━━━ Available data

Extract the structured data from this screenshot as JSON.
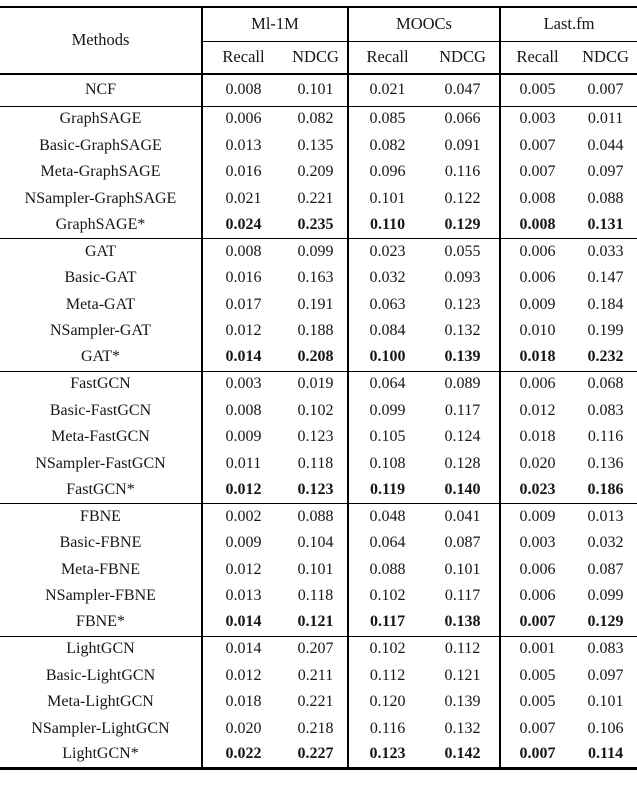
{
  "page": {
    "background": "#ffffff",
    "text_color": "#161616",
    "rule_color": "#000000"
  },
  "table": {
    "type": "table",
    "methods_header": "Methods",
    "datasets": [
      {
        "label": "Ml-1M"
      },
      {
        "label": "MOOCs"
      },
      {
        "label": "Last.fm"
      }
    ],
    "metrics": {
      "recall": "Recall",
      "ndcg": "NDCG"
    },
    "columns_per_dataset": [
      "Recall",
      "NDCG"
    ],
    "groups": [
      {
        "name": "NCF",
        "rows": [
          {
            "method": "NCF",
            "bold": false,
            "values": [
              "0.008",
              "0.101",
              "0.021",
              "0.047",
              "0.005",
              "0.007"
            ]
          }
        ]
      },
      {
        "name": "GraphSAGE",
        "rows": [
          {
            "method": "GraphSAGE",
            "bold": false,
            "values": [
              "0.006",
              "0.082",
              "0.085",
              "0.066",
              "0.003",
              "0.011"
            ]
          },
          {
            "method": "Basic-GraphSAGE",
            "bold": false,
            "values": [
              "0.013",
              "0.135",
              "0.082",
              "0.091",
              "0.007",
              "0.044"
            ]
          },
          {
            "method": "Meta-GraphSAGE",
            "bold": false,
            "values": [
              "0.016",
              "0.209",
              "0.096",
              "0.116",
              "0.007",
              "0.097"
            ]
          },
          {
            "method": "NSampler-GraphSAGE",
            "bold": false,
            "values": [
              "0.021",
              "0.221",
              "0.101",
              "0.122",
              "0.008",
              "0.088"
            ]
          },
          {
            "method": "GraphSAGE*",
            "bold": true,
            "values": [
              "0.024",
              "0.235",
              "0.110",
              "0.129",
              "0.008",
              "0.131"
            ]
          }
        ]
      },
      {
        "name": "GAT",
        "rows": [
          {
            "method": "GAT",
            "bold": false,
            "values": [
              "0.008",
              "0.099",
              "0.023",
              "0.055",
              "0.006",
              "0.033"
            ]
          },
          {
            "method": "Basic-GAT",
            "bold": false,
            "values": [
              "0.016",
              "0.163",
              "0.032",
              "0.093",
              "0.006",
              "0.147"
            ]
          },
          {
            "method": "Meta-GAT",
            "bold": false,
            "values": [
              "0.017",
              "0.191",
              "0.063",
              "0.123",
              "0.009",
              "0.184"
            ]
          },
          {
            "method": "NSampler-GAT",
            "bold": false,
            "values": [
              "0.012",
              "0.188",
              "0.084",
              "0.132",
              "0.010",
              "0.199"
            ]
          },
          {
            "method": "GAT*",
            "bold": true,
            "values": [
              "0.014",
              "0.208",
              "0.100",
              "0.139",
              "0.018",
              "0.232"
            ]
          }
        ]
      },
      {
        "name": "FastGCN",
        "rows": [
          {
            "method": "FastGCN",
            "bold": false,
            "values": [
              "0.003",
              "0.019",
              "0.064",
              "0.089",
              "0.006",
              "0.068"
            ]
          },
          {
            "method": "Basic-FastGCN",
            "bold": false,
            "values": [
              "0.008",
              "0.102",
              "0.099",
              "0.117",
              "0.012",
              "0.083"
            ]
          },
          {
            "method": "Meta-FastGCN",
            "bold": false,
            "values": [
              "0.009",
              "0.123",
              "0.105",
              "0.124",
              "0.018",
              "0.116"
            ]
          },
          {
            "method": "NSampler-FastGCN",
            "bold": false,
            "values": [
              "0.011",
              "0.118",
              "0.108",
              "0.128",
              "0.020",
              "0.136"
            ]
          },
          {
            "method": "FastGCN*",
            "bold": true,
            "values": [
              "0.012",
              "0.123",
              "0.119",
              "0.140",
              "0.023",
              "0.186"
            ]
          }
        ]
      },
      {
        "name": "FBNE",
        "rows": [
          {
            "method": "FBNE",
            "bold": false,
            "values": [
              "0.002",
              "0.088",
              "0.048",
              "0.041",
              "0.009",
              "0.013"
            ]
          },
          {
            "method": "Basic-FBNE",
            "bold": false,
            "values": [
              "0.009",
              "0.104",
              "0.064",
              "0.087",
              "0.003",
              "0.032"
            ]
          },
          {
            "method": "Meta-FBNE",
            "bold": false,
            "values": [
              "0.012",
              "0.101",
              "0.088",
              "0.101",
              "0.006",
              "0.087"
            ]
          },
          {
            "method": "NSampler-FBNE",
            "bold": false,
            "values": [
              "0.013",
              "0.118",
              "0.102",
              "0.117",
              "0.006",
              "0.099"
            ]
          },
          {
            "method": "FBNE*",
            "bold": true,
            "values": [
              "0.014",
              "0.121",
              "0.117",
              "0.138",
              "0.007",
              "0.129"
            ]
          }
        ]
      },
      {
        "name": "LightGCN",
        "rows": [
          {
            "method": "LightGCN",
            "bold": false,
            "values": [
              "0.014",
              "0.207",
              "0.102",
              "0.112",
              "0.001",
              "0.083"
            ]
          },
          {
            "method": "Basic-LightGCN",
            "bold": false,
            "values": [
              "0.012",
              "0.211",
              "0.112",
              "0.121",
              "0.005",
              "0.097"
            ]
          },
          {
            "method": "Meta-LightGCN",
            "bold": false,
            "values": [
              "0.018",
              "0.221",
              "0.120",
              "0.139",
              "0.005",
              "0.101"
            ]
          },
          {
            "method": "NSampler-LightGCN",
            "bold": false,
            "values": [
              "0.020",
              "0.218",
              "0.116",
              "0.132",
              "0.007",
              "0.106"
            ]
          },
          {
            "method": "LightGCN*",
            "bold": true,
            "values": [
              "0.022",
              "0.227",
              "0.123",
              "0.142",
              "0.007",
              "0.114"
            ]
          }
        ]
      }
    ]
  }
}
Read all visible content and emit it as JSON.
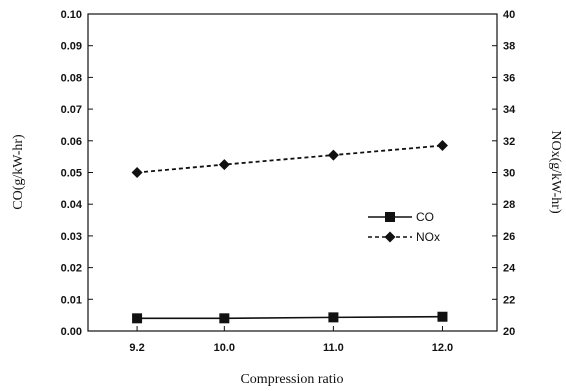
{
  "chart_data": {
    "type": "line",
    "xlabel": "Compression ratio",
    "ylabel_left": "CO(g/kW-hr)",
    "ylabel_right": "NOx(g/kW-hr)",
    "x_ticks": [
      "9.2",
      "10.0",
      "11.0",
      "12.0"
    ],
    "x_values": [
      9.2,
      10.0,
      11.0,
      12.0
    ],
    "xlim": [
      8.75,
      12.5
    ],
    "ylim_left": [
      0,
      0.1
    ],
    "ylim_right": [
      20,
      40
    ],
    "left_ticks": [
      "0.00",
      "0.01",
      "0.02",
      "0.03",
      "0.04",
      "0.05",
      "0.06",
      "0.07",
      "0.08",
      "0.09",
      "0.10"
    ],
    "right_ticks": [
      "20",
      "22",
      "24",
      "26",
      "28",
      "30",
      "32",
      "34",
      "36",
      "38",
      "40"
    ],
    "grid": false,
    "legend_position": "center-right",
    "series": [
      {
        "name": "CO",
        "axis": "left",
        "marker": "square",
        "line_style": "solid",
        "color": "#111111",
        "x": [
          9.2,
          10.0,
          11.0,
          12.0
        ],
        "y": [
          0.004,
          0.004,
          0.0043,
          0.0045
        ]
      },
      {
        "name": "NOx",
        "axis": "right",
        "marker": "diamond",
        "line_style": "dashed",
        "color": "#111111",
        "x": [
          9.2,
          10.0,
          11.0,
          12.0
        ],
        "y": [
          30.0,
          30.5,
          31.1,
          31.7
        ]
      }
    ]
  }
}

━━━━━━

### Problem description
Copy the whole listing above word for word but do not carry over the pictures.

### Solution to the exercise
Extract the structured data from this screenshot as JSON.
{
  "page": {
    "background": "#ffffff",
    "text_color": "#161616",
    "rule_color": "#000000"
  },
  "table": {
    "type": "table",
    "methods_header": "Methods",
    "datasets": [
      {
        "label": "Ml-1M"
      },
      {
        "label": "MOOCs"
      },
      {
        "label": "Last.fm"
      }
    ],
    "metrics": {
      "recall": "Recall",
      "ndcg": "NDCG"
    },
    "columns_per_dataset": [
      "Recall",
      "NDCG"
    ],
    "groups": [
      {
        "name": "NCF",
        "rows": [
          {
            "method": "NCF",
            "bold": false,
            "values": [
              "0.008",
              "0.101",
              "0.021",
              "0.047",
              "0.005",
              "0.007"
            ]
          }
        ]
      },
      {
        "name": "GraphSAGE",
        "rows": [
          {
            "method": "GraphSAGE",
            "bold": false,
            "values": [
              "0.006",
              "0.082",
              "0.085",
              "0.066",
              "0.003",
              "0.011"
            ]
          },
          {
            "method": "Basic-GraphSAGE",
            "bold": false,
            "values": [
              "0.013",
              "0.135",
              "0.082",
              "0.091",
              "0.007",
              "0.044"
            ]
          },
          {
            "method": "Meta-GraphSAGE",
            "bold": false,
            "values": [
              "0.016",
              "0.209",
              "0.096",
              "0.116",
              "0.007",
              "0.097"
            ]
          },
          {
            "method": "NSampler-GraphSAGE",
            "bold": false,
            "values": [
              "0.021",
              "0.221",
              "0.101",
              "0.122",
              "0.008",
              "0.088"
            ]
          },
          {
            "method": "GraphSAGE*",
            "bold": true,
            "values": [
              "0.024",
              "0.235",
              "0.110",
              "0.129",
              "0.008",
              "0.131"
            ]
          }
        ]
      },
      {
        "name": "GAT",
        "rows": [
          {
            "method": "GAT",
            "bold": false,
            "values": [
              "0.008",
              "0.099",
              "0.023",
              "0.055",
              "0.006",
              "0.033"
            ]
          },
          {
            "method": "Basic-GAT",
            "bold": false,
            "values": [
              "0.016",
              "0.163",
              "0.032",
              "0.093",
              "0.006",
              "0.147"
            ]
          },
          {
            "method": "Meta-GAT",
            "bold": false,
            "values": [
              "0.017",
              "0.191",
              "0.063",
              "0.123",
              "0.009",
              "0.184"
            ]
          },
          {
            "method": "NSampler-GAT",
            "bold": false,
            "values": [
              "0.012",
              "0.188",
              "0.084",
              "0.132",
              "0.010",
              "0.199"
            ]
          },
          {
            "method": "GAT*",
            "bold": true,
            "values": [
              "0.014",
              "0.208",
              "0.100",
              "0.139",
              "0.018",
              "0.232"
            ]
          }
        ]
      },
      {
        "name": "FastGCN",
        "rows": [
          {
            "method": "FastGCN",
            "bold": false,
            "values": [
              "0.003",
              "0.019",
              "0.064",
              "0.089",
              "0.006",
              "0.068"
            ]
          },
          {
            "method": "Basic-FastGCN",
            "bold": false,
            "values": [
              "0.008",
              "0.102",
              "0.099",
              "0.117",
              "0.012",
              "0.083"
            ]
          },
          {
            "method": "Meta-FastGCN",
            "bold": false,
            "values": [
              "0.009",
              "0.123",
              "0.105",
              "0.124",
              "0.018",
              "0.116"
            ]
          },
          {
            "method": "NSampler-FastGCN",
            "bold": false,
            "values": [
              "0.011",
              "0.118",
              "0.108",
              "0.128",
              "0.020",
              "0.136"
            ]
          },
          {
            "method": "FastGCN*",
            "bold": true,
            "values": [
              "0.012",
              "0.123",
              "0.119",
              "0.140",
              "0.023",
              "0.186"
            ]
          }
        ]
      },
      {
        "name": "FBNE",
        "rows": [
          {
            "method": "FBNE",
            "bold": false,
            "values": [
              "0.002",
              "0.088",
              "0.048",
              "0.041",
              "0.009",
              "0.013"
            ]
          },
          {
            "method": "Basic-FBNE",
            "bold": false,
            "values": [
              "0.009",
              "0.104",
              "0.064",
              "0.087",
              "0.003",
              "0.032"
            ]
          },
          {
            "method": "Meta-FBNE",
            "bold": false,
            "values": [
              "0.012",
              "0.101",
              "0.088",
              "0.101",
              "0.006",
              "0.087"
            ]
          },
          {
            "method": "NSampler-FBNE",
            "bold": false,
            "values": [
              "0.013",
              "0.118",
              "0.102",
              "0.117",
              "0.006",
              "0.099"
            ]
          },
          {
            "method": "FBNE*",
            "bold": true,
            "values": [
              "0.014",
              "0.121",
              "0.117",
              "0.138",
              "0.007",
              "0.129"
            ]
          }
        ]
      },
      {
        "name": "LightGCN",
        "rows": [
          {
            "method": "LightGCN",
            "bold": false,
            "values": [
              "0.014",
              "0.207",
              "0.102",
              "0.112",
              "0.001",
              "0.083"
            ]
          },
          {
            "method": "Basic-LightGCN",
            "bold": false,
            "values": [
              "0.012",
              "0.211",
              "0.112",
              "0.121",
              "0.005",
              "0.097"
            ]
          },
          {
            "method": "Meta-LightGCN",
            "bold": false,
            "values": [
              "0.018",
              "0.221",
              "0.120",
              "0.139",
              "0.005",
              "0.101"
            ]
          },
          {
            "method": "NSampler-LightGCN",
            "bold": false,
            "values": [
              "0.020",
              "0.218",
              "0.116",
              "0.132",
              "0.007",
              "0.106"
            ]
          },
          {
            "method": "LightGCN*",
            "bold": true,
            "values": [
              "0.022",
              "0.227",
              "0.123",
              "0.142",
              "0.007",
              "0.114"
            ]
          }
        ]
      }
    ]
  }
}
Read all visible content and emit it as JSON.
{
  "chart_data": {
    "type": "line",
    "xlabel": "Compression ratio",
    "ylabel_left": "CO(g/kW-hr)",
    "ylabel_right": "NOx(g/kW-hr)",
    "x_ticks": [
      "9.2",
      "10.0",
      "11.0",
      "12.0"
    ],
    "x_values": [
      9.2,
      10.0,
      11.0,
      12.0
    ],
    "xlim": [
      8.75,
      12.5
    ],
    "ylim_left": [
      0,
      0.1
    ],
    "ylim_right": [
      20,
      40
    ],
    "left_ticks": [
      "0.00",
      "0.01",
      "0.02",
      "0.03",
      "0.04",
      "0.05",
      "0.06",
      "0.07",
      "0.08",
      "0.09",
      "0.10"
    ],
    "right_ticks": [
      "20",
      "22",
      "24",
      "26",
      "28",
      "30",
      "32",
      "34",
      "36",
      "38",
      "40"
    ],
    "grid": false,
    "legend_position": "center-right",
    "series": [
      {
        "name": "CO",
        "axis": "left",
        "marker": "square",
        "line_style": "solid",
        "color": "#111111",
        "x": [
          9.2,
          10.0,
          11.0,
          12.0
        ],
        "y": [
          0.004,
          0.004,
          0.0043,
          0.0045
        ]
      },
      {
        "name": "NOx",
        "axis": "right",
        "marker": "diamond",
        "line_style": "dashed",
        "color": "#111111",
        "x": [
          9.2,
          10.0,
          11.0,
          12.0
        ],
        "y": [
          30.0,
          30.5,
          31.1,
          31.7
        ]
      }
    ]
  }
}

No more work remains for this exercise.